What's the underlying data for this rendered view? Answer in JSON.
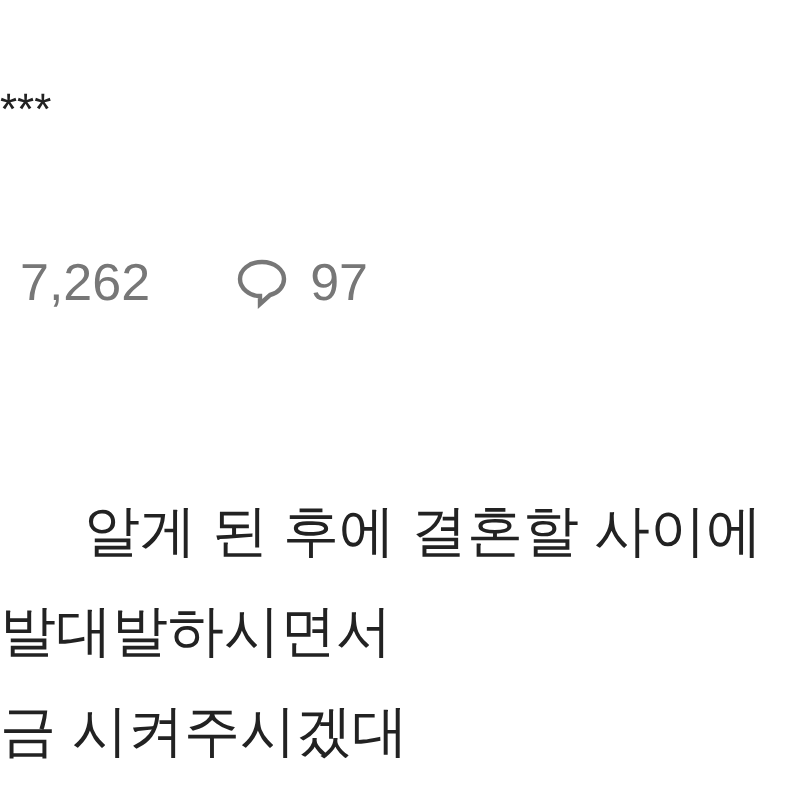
{
  "author_masked": "***",
  "stats": {
    "views": "7,262",
    "comments": "97"
  },
  "body_lines": [
    "알게 된 후에 결혼할 사이에",
    "발대발하시면서",
    "금 시켜주시겠대"
  ]
}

----------

OBJECTIVE:
Every entry should be returned exactly as written, minus the pictures.

WRITTEN RESPONSE:
What's the underlying data for this rendered view? Answer in JSON.
{
  "author_masked": "***",
  "stats": {
    "views": "7,262",
    "comments": "97"
  },
  "body_lines": [
    "알게 된 후에 결혼할 사이에",
    "발대발하시면서",
    "금 시켜주시겠대"
  ]
}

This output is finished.